• _RECORD LIST_:
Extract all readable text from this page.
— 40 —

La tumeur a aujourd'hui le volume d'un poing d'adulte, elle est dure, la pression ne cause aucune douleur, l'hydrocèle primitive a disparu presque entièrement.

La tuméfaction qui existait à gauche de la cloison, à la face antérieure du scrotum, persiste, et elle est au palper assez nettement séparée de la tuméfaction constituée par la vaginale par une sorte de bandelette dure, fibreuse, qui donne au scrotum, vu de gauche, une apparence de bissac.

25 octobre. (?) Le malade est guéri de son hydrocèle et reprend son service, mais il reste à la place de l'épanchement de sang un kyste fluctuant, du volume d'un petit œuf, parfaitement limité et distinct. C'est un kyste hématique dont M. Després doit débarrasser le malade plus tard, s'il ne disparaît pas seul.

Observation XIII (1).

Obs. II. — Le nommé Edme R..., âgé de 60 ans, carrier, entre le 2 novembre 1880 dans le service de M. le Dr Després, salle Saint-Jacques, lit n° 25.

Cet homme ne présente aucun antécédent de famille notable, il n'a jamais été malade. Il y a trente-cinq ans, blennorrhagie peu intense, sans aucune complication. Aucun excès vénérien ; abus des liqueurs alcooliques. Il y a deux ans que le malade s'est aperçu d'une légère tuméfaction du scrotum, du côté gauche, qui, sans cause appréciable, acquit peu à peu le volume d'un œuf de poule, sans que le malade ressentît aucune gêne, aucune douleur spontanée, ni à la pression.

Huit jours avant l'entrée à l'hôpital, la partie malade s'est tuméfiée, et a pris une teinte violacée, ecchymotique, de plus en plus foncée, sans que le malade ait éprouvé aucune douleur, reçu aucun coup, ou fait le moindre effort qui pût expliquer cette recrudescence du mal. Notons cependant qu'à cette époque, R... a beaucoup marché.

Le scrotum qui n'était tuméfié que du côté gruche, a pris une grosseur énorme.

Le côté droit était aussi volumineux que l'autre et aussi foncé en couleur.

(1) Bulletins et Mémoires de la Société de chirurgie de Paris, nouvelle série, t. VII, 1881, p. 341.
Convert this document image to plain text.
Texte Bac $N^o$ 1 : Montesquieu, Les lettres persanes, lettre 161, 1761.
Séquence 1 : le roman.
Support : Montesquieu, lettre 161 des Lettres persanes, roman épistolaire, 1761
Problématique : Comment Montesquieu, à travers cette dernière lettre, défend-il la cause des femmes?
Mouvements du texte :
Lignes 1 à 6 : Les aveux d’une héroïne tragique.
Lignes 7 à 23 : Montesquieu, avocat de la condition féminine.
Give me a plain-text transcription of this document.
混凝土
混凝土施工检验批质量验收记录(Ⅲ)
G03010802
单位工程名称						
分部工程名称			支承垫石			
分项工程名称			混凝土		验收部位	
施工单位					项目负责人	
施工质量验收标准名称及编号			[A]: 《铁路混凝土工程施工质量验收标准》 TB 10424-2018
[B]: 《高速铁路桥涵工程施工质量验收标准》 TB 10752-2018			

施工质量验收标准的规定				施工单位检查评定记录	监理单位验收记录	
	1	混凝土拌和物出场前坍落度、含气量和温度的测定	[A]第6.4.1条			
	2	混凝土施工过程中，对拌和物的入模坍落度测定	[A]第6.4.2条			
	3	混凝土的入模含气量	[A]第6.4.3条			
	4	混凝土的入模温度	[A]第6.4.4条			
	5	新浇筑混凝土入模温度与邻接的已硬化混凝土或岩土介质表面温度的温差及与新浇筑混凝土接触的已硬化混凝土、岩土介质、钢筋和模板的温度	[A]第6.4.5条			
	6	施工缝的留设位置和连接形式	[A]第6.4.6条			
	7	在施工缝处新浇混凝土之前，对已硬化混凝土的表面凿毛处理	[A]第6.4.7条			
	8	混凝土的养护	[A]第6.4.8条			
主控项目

• _OBJECTIVE_: Identify all lines where the word "sans" shows up. Copy them.

• _ANSWER TO THE EXERCISE_:
Cet homme ne présente aucun antécédent de famille notable, il n'a jamais été malade. Il y a trente-cinq ans, blennorrhagie peu intense, sans aucune complication. Aucun excès vénérien ; abus des liqueurs alcooliques. Il y a deux ans que le malade s'est aperçu d'une légère tuméfaction du scrotum, du côté gauche, qui, sans cause appréciable, acquit peu à peu le volume d'un œuf de poule, sans que le malade ressentît aucune gêne, aucune douleur spontanée, ni à la pression.
Huit jours avant l'entrée à l'hôpital, la partie malade s'est tuméfiée, et a pris une teinte violacée, ecchymotique, de plus en plus foncée, sans que le malade ait éprouvé aucune douleur, reçu aucun coup, ou fait le moindre effort qui pût expliquer cette recrudescence du mal. Notons cependant qu'à cette époque, R... a beaucoup marché.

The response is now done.